** START Information shown **

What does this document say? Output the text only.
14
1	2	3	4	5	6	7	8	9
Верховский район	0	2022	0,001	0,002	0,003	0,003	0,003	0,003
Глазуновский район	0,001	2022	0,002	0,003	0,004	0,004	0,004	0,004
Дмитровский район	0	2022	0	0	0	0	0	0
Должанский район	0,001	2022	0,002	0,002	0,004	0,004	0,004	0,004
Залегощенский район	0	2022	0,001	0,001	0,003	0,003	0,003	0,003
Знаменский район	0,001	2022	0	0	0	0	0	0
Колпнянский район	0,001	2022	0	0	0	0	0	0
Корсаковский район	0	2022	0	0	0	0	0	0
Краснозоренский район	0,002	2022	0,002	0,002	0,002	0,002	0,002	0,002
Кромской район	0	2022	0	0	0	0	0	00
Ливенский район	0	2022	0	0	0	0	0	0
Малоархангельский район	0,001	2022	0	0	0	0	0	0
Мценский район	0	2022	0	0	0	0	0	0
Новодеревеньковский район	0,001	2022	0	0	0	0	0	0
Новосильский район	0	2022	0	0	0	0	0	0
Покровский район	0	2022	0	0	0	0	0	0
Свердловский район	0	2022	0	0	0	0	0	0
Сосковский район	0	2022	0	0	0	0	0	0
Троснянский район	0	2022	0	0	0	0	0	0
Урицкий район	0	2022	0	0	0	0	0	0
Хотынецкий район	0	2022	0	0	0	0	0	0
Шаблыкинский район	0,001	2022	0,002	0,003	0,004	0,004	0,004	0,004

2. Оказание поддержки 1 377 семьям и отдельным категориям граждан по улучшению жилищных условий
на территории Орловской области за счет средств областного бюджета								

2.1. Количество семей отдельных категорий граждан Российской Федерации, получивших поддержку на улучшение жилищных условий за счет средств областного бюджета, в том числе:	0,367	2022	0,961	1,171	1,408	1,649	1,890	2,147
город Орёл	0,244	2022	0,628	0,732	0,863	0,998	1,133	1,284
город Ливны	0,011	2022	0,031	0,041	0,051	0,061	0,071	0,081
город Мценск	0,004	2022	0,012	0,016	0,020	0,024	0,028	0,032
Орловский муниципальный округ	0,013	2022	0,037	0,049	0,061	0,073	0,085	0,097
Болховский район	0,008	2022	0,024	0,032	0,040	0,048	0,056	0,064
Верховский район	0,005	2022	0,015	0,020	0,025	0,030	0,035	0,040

** END Information shown **

Directions for this task: Repeat every entry exactly as written above.

Result of this exercise:
What does this document say? Output the text only.
14
1	2	3	4	5	6	7	8	9
Верховский район	0	2022	0,001	0,002	0,003	0,003	0,003	0,003
Глазуновский район	0,001	2022	0,002	0,003	0,004	0,004	0,004	0,004
Дмитровский район	0	2022	0	0	0	0	0	0
Должанский район	0,001	2022	0,002	0,002	0,004	0,004	0,004	0,004
Залегощенский район	0	2022	0,001	0,001	0,003	0,003	0,003	0,003
Знаменский район	0,001	2022	0	0	0	0	0	0
Колпнянский район	0,001	2022	0	0	0	0	0	0
Корсаковский район	0	2022	0	0	0	0	0	0
Краснозоренский район	0,002	2022	0,002	0,002	0,002	0,002	0,002	0,002
Кромской район	0	2022	0	0	0	0	0	00
Ливенский район	0	2022	0	0	0	0	0	0
Малоархангельский район	0,001	2022	0	0	0	0	0	0
Мценский район	0	2022	0	0	0	0	0	0
Новодеревеньковский район	0,001	2022	0	0	0	0	0	0
Новосильский район	0	2022	0	0	0	0	0	0
Покровский район	0	2022	0	0	0	0	0	0
Свердловский район	0	2022	0	0	0	0	0	0
Сосковский район	0	2022	0	0	0	0	0	0
Троснянский район	0	2022	0	0	0	0	0	0
Урицкий район	0	2022	0	0	0	0	0	0
Хотынецкий район	0	2022	0	0	0	0	0	0
Шаблыкинский район	0,001	2022	0,002	0,003	0,004	0,004	0,004	0,004

2. Оказание поддержки 1 377 семьям и отдельным категориям граждан по улучшению жилищных условий
на территории Орловской области за счет средств областного бюджета								

2.1. Количество семей отдельных категорий граждан Российской Федерации, получивших поддержку на улучшение жилищных условий за счет средств областного бюджета, в том числе:	0,367	2022	0,961	1,171	1,408	1,649	1,890	2,147
город Орёл	0,244	2022	0,628	0,732	0,863	0,998	1,133	1,284
город Ливны	0,011	2022	0,031	0,041	0,051	0,061	0,071	0,081
город Мценск	0,004	2022	0,012	0,016	0,020	0,024	0,028	0,032
Орловский муниципальный округ	0,013	2022	0,037	0,049	0,061	0,073	0,085	0,097
Болховский район	0,008	2022	0,024	0,032	0,040	0,048	0,056	0,064
Верховский район	0,005	2022	0,015	0,020	0,025	0,030	0,035	0,040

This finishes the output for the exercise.